Pick out the lines below with "category" and list them.
** START OF Exercise material **
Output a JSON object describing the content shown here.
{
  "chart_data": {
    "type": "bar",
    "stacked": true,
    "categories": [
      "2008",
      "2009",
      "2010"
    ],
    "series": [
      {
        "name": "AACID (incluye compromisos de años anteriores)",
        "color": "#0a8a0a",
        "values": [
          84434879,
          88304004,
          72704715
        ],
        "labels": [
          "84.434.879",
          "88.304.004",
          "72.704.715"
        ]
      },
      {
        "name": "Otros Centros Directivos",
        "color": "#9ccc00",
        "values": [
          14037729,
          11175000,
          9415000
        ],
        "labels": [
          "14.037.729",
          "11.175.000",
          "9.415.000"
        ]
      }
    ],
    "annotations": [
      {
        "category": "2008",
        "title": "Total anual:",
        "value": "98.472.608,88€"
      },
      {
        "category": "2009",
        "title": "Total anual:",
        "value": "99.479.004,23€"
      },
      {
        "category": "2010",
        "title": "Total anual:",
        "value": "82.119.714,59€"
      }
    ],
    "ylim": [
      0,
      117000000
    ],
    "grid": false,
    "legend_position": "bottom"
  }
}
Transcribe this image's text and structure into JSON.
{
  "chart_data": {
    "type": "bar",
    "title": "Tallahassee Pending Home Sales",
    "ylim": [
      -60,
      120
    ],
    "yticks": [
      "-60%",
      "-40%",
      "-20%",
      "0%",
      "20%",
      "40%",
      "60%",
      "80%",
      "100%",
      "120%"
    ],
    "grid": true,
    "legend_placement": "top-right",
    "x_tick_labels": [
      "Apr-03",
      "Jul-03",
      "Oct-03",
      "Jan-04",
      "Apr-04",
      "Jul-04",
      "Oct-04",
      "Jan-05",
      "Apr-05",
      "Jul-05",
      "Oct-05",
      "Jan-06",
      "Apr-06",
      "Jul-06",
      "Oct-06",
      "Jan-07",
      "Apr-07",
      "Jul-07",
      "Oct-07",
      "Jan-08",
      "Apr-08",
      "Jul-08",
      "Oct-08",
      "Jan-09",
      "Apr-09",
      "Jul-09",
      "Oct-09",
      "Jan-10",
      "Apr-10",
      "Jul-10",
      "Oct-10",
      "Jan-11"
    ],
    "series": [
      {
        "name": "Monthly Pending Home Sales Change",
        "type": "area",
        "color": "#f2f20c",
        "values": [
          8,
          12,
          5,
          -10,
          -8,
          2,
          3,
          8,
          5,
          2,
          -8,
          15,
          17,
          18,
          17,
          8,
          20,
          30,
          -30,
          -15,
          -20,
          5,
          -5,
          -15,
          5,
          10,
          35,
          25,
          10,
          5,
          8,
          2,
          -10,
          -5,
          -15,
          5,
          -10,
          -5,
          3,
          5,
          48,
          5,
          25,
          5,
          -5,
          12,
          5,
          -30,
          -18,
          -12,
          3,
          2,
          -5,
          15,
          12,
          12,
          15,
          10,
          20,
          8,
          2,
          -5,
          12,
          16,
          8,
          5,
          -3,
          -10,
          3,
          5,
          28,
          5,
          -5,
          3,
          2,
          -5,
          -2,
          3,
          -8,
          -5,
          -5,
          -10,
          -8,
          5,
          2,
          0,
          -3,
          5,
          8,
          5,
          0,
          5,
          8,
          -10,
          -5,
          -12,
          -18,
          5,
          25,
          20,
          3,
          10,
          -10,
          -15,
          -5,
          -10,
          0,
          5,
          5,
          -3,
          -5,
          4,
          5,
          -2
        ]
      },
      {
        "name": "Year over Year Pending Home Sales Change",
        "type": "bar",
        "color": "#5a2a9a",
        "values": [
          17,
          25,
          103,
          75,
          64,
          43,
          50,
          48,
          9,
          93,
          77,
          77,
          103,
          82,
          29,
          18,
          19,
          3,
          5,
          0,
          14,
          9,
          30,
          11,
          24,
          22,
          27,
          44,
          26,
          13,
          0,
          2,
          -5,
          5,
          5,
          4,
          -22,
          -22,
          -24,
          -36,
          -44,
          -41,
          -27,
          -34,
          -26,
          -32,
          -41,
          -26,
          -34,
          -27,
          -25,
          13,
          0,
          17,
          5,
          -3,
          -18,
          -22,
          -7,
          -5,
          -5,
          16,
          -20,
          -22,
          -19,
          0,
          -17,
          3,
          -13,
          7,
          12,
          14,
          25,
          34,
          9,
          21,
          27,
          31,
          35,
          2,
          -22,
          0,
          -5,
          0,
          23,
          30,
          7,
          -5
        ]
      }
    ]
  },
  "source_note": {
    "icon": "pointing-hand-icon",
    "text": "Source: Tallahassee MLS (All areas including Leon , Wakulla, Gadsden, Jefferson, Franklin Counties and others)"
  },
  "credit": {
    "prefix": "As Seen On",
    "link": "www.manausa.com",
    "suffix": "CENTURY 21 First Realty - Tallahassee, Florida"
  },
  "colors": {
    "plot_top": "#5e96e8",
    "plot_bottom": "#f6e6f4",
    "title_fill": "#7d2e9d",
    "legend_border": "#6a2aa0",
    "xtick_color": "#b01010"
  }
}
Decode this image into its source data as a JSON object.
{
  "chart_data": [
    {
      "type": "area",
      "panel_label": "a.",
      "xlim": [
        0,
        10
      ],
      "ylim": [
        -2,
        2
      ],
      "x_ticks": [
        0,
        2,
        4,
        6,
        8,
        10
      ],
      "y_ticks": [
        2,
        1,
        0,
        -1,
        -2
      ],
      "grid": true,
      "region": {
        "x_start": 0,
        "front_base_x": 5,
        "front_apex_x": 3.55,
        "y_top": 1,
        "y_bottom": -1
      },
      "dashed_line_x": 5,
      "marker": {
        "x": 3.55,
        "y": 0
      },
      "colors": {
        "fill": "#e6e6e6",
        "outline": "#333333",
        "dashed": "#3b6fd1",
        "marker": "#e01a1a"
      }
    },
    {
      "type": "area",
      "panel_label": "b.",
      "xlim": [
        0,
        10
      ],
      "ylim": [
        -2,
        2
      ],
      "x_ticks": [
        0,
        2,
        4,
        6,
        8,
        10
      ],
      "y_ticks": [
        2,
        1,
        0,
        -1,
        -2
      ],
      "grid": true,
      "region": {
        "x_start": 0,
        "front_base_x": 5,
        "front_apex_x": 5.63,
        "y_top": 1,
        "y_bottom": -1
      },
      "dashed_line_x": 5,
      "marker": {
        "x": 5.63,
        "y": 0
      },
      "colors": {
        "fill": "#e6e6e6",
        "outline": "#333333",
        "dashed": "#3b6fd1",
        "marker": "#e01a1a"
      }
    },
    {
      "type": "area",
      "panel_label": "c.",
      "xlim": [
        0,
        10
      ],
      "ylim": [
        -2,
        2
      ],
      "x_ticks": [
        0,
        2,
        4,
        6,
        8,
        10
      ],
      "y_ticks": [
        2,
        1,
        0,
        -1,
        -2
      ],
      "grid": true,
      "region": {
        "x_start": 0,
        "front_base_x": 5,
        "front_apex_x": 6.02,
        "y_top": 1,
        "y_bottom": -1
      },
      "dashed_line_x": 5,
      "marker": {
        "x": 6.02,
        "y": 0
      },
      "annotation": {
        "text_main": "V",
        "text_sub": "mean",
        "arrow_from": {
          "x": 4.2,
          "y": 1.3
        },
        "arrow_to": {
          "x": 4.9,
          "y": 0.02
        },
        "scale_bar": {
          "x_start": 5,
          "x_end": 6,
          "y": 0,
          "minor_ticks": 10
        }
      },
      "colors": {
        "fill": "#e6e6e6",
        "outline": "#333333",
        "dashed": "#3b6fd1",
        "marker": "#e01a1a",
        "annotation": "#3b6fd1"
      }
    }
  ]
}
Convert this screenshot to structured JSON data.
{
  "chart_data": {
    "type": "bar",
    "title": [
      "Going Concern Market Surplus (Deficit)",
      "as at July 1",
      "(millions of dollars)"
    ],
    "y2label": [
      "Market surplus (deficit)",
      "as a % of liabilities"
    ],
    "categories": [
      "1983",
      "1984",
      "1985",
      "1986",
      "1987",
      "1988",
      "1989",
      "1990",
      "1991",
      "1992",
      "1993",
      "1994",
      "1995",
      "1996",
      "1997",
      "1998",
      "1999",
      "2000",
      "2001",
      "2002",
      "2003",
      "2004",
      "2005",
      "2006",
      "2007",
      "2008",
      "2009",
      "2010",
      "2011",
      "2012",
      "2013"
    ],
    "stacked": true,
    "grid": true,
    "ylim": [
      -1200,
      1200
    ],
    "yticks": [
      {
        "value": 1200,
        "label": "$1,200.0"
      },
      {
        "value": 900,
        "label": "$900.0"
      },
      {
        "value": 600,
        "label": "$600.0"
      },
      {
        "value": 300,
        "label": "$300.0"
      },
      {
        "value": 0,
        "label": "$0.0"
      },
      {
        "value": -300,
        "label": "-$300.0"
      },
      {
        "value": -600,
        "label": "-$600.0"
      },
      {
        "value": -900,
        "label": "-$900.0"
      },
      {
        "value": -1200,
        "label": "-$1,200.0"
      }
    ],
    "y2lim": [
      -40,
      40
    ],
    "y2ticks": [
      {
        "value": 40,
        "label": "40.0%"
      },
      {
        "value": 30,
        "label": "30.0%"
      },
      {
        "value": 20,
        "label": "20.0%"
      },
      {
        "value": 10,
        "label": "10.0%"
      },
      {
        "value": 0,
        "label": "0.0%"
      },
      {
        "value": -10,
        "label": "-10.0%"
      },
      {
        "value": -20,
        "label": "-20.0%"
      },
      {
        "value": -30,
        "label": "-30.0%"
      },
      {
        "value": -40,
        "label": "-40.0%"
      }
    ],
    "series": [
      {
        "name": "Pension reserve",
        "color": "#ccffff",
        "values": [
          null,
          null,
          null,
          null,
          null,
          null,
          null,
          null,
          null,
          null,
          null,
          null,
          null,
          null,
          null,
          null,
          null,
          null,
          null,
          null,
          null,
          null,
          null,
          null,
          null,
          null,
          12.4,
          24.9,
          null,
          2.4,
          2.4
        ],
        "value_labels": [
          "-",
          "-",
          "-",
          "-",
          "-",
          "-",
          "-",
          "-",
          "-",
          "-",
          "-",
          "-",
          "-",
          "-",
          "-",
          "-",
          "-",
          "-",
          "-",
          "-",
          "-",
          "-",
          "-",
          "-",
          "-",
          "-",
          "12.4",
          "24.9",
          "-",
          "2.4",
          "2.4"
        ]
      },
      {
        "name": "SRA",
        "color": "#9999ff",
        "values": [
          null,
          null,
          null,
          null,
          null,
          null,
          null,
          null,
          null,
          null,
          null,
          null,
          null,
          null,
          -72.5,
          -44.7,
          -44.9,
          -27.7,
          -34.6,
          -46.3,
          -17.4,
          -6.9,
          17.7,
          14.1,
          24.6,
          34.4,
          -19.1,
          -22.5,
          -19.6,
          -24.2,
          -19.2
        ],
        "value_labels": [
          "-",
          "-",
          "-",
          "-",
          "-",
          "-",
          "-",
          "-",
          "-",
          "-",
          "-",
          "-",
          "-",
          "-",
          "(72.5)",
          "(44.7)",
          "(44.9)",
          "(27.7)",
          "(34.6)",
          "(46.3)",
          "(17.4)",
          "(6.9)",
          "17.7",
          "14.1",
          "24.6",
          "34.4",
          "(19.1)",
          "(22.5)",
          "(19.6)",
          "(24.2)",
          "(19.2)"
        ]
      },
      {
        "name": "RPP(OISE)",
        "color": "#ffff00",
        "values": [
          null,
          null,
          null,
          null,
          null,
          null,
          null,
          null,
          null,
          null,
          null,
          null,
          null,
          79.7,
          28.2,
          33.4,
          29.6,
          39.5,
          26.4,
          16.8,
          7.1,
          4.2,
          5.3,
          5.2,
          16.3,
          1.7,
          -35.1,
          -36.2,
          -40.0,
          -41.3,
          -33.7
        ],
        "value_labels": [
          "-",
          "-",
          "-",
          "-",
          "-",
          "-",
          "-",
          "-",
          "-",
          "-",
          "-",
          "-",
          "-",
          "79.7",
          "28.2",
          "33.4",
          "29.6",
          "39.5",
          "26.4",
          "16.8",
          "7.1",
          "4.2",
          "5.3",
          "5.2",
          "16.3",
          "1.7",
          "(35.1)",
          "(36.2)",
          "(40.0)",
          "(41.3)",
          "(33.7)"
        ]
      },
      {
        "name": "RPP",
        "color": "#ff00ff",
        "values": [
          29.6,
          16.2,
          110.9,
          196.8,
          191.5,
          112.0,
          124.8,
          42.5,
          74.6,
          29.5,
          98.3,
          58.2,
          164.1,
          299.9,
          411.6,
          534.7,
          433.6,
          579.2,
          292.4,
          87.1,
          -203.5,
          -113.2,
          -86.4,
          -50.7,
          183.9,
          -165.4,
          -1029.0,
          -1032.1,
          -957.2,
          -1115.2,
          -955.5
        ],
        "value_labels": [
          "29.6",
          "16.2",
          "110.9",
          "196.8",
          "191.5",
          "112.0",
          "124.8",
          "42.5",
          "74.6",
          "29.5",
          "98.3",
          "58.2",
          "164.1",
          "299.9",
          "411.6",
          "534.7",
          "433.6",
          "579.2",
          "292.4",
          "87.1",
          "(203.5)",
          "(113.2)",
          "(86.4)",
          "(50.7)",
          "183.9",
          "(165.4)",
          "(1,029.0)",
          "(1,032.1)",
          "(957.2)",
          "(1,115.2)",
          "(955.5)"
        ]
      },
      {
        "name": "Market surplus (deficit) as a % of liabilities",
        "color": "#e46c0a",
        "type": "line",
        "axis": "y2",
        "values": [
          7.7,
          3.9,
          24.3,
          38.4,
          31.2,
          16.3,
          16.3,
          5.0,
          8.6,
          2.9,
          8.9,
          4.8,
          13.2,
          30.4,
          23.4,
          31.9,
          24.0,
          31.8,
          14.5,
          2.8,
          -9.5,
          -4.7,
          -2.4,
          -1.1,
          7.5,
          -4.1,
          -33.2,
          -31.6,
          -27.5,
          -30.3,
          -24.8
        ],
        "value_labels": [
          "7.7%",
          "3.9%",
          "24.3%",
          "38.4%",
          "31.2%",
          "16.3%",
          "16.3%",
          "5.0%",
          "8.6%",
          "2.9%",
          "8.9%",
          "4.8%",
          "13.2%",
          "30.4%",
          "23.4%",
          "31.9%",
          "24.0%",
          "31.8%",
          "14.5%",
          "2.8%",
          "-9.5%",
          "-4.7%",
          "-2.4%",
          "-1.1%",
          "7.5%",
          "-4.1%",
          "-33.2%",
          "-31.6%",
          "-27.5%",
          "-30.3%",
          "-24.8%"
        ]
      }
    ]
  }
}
** END OF Exercise material **
* **Solution below**
        "category": "2008",
        "category": "2009",
        "category": "2010",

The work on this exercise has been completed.